## Begin Data extract
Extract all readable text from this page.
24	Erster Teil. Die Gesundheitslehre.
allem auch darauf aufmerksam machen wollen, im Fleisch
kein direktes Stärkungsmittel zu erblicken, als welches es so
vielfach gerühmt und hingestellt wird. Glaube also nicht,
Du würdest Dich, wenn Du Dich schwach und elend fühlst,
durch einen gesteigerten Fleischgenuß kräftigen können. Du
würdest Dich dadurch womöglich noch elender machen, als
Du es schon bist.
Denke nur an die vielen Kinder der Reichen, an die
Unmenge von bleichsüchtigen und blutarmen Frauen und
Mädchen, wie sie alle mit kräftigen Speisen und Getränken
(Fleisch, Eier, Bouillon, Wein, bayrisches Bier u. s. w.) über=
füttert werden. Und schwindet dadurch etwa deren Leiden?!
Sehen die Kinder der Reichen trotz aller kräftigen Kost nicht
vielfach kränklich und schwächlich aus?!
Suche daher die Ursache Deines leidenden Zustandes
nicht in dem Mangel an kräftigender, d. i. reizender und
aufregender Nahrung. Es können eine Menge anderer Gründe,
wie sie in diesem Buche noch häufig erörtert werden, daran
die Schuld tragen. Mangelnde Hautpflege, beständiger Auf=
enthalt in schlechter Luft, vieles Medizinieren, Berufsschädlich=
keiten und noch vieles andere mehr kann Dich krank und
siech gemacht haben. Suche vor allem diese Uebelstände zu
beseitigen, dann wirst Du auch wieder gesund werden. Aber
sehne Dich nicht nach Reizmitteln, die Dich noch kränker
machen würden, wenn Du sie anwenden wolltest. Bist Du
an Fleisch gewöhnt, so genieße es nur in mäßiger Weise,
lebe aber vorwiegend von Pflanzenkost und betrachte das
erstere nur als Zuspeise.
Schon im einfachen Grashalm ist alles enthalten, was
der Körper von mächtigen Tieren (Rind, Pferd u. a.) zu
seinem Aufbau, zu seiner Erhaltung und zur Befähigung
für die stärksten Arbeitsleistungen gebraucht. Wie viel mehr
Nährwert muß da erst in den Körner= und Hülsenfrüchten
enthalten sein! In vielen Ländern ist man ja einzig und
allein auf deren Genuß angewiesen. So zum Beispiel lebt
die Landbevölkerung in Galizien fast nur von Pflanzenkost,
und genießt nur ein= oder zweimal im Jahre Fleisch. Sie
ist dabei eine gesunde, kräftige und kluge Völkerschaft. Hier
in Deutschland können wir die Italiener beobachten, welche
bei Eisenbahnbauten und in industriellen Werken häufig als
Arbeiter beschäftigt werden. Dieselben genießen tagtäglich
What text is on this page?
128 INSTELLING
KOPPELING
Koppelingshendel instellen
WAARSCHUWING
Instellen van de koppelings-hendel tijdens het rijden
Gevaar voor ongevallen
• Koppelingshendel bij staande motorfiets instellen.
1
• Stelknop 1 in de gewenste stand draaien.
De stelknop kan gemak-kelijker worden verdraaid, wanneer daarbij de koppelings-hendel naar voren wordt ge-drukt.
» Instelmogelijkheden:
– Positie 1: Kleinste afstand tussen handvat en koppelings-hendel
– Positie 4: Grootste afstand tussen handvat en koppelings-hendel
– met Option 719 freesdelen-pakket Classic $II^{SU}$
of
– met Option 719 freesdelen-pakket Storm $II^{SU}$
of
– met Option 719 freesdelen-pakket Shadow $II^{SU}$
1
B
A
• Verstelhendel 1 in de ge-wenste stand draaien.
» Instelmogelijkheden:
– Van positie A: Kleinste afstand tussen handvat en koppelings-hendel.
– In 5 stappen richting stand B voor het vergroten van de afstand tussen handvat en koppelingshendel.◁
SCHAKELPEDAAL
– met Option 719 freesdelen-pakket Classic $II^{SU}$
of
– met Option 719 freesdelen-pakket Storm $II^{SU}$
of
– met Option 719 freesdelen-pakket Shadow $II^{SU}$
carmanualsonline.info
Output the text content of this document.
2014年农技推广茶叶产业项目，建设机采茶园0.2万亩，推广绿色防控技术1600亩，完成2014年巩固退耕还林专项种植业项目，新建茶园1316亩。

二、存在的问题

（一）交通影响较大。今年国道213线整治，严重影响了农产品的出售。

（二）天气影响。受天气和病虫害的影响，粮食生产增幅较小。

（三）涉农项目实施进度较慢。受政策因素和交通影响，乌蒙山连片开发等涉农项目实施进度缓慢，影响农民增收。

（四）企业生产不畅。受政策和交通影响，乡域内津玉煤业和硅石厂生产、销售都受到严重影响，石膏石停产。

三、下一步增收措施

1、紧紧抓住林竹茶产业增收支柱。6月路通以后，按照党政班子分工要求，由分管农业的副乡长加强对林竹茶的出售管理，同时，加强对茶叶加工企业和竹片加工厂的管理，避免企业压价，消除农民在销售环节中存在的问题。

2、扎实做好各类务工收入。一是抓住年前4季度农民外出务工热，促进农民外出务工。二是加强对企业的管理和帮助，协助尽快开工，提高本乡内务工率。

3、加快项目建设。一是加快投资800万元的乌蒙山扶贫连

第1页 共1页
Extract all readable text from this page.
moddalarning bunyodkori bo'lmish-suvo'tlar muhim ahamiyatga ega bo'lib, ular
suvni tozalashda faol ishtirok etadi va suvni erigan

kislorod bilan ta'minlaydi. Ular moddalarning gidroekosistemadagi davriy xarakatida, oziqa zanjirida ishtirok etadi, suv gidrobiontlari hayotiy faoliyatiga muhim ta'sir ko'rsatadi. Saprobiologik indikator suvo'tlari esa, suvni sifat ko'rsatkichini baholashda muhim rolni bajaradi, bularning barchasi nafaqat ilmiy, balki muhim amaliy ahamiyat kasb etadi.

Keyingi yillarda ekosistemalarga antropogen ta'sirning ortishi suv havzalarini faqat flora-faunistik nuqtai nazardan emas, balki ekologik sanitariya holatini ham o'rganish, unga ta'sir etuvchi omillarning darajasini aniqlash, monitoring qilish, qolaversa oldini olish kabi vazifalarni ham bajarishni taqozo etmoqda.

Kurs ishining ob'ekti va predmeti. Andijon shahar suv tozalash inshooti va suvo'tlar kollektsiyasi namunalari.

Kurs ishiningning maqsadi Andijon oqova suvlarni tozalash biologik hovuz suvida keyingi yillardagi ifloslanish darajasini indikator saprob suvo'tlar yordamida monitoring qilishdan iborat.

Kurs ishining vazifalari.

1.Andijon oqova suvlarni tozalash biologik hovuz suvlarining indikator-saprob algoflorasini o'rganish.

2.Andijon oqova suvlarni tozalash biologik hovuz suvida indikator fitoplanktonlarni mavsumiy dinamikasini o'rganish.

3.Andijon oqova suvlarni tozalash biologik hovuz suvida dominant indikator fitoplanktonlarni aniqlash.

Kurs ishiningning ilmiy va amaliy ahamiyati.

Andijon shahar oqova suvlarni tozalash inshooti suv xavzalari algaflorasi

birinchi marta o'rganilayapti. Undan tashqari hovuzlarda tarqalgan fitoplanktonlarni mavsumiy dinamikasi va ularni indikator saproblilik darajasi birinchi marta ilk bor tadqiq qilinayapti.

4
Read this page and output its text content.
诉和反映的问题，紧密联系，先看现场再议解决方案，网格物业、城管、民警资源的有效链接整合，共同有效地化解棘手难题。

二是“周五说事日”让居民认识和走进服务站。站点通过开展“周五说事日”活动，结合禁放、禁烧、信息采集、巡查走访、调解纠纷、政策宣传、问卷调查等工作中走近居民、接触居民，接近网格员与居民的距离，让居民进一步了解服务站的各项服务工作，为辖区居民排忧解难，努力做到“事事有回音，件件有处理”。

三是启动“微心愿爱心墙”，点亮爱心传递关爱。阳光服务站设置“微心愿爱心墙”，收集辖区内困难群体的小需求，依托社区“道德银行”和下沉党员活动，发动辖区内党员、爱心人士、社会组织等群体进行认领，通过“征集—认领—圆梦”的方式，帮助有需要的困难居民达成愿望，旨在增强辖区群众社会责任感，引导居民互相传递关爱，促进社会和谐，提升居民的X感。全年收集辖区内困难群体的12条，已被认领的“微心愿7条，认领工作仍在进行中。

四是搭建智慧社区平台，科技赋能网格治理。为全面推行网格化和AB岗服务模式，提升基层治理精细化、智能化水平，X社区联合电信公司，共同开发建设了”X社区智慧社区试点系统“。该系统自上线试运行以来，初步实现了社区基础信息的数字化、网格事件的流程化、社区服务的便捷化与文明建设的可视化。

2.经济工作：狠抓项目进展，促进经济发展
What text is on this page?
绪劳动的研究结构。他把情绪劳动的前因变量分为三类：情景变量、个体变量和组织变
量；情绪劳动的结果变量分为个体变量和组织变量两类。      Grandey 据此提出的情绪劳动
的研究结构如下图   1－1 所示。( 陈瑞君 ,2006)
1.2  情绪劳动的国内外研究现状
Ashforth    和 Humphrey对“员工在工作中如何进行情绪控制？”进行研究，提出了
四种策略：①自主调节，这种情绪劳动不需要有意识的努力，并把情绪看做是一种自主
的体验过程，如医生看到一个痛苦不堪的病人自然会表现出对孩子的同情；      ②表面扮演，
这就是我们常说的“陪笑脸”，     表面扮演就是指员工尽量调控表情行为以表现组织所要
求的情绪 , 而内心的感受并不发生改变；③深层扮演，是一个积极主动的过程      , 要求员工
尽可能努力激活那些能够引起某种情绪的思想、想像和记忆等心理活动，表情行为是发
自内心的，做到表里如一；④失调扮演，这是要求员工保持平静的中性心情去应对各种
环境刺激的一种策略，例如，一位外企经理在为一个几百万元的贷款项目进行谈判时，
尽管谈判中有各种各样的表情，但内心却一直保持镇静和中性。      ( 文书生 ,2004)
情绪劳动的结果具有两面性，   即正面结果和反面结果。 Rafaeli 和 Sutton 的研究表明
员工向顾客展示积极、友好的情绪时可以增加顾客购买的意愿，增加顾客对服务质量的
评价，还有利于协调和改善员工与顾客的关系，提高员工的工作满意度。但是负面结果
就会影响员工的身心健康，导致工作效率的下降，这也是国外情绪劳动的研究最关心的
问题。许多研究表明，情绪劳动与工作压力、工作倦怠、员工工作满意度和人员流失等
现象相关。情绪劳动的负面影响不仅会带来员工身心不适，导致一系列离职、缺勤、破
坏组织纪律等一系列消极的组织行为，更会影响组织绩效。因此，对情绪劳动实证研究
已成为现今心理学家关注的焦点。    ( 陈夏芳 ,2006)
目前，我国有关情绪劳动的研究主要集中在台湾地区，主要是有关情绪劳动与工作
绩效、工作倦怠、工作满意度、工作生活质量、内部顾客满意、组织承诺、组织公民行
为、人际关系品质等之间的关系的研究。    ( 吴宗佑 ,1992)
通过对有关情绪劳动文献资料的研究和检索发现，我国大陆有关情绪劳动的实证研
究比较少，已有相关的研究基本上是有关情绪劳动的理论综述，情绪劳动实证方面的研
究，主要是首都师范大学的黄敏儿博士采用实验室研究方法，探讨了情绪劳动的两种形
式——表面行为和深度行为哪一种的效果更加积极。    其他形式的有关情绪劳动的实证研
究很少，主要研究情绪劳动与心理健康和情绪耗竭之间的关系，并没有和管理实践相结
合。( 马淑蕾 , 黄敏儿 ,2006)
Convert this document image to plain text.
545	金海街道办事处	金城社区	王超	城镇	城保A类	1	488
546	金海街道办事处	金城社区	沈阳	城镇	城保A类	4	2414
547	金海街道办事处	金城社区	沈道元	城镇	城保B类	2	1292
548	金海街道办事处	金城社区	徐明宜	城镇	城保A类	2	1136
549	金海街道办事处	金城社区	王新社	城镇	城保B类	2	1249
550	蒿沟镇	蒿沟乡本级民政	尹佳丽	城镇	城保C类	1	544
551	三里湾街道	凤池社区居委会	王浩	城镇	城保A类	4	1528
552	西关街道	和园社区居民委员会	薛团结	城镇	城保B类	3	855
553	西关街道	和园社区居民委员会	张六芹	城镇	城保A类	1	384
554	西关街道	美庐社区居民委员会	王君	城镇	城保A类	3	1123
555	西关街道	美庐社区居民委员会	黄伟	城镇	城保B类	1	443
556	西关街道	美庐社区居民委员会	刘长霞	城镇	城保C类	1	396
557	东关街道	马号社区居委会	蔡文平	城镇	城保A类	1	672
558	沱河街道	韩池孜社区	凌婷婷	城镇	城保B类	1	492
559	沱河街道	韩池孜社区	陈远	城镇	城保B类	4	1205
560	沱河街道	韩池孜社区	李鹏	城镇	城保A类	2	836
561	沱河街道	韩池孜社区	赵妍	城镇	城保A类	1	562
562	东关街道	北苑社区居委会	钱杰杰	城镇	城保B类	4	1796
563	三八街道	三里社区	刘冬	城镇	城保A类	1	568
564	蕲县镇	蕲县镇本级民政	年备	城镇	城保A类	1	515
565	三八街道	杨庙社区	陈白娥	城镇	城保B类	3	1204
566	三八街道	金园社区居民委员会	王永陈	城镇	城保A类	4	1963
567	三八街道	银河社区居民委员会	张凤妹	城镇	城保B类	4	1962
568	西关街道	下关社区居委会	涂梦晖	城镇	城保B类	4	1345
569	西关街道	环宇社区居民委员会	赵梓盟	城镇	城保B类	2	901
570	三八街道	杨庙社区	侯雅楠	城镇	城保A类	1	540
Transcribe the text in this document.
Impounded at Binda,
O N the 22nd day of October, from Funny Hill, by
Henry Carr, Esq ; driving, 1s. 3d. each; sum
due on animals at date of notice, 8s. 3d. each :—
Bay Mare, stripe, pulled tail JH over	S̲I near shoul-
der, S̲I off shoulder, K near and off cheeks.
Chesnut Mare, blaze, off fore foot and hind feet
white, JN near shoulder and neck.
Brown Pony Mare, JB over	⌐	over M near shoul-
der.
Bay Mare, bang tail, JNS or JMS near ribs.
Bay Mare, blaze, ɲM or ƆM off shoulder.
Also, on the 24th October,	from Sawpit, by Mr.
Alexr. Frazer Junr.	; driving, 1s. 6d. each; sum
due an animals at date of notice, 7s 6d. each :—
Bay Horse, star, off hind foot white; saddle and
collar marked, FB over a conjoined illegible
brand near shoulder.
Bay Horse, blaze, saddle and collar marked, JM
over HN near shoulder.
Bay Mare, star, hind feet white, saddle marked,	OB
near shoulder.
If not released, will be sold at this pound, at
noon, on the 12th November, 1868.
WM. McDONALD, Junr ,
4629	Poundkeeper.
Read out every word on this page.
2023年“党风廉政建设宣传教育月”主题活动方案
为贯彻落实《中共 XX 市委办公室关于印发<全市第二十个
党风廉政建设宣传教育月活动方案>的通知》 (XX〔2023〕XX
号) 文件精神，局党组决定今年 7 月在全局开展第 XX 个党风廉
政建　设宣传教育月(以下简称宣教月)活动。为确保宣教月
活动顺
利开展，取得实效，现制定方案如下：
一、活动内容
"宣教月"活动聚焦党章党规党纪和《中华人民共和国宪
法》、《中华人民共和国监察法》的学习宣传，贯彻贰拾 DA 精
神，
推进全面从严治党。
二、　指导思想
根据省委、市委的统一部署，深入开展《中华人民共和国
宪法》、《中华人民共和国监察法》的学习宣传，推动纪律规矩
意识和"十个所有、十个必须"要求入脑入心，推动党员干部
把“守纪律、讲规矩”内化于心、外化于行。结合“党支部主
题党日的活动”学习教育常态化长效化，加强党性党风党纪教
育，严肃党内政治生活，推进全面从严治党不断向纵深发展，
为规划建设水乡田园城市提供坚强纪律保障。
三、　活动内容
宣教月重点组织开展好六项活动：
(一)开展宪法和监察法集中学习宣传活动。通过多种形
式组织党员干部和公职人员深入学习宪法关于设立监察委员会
## End Data extract
= Job =
Check the data for the word "美庐社区居民委员会" and pull out the lines that have it.

= Solution to this exercise =
554	西关街道	美庐社区居民委员会	王君	城镇	城保A类	3	1123
555	西关街道	美庐社区居民委员会	黄伟	城镇	城保B类	1	443
556	西关街道	美庐社区居民委员会	刘长霞	城镇	城保C类	1	396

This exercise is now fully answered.